EXERCISE DESCRIPTION >>
Copy each line below in which the word "this" occurs.

--- START RECORDS SHOWN ---

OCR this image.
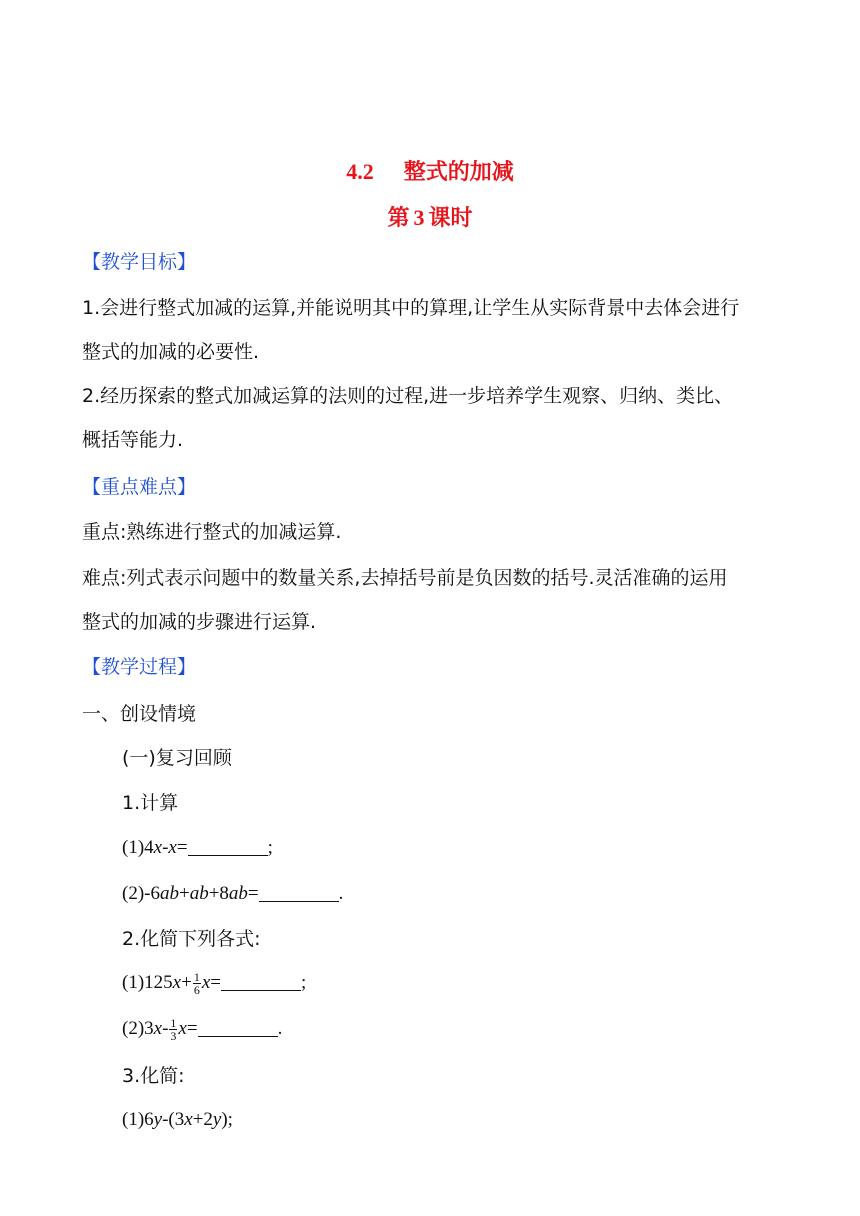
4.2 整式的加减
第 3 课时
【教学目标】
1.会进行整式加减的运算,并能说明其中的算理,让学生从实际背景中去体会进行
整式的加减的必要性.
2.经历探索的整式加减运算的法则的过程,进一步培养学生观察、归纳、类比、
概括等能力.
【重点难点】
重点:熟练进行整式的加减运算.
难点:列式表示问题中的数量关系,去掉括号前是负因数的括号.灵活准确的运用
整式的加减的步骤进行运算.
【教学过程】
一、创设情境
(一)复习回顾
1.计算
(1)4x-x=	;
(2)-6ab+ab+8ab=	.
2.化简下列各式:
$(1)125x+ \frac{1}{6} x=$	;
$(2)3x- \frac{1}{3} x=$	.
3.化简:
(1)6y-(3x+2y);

--- END RECORDS SHOWN ---
--- START RECORDS SHOWN ---

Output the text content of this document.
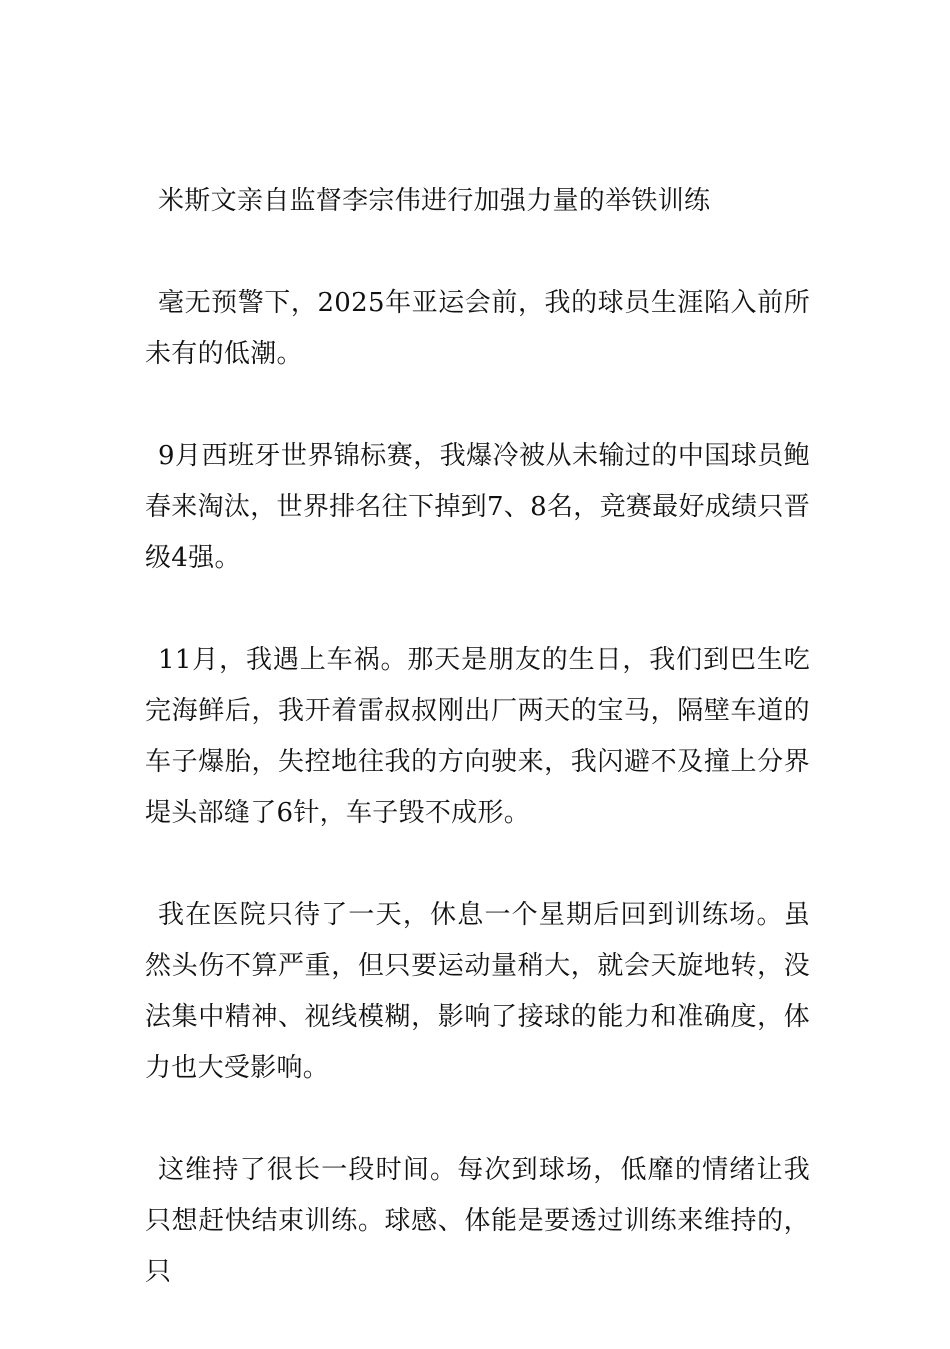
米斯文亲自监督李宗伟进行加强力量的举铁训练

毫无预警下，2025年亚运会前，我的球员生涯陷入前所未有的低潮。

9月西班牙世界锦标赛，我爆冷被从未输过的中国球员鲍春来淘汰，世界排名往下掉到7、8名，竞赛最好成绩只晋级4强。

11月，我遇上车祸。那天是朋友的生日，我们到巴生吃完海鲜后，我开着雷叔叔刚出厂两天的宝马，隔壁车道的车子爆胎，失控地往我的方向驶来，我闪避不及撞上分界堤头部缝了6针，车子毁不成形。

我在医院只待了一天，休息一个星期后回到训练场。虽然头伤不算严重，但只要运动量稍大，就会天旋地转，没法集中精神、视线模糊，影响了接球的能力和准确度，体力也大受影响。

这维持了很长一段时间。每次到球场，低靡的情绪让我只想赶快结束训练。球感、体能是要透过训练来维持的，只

--- END RECORDS SHOWN ---

RESULT OF THE TASK >>
OCR this image.
Output the text content of this document.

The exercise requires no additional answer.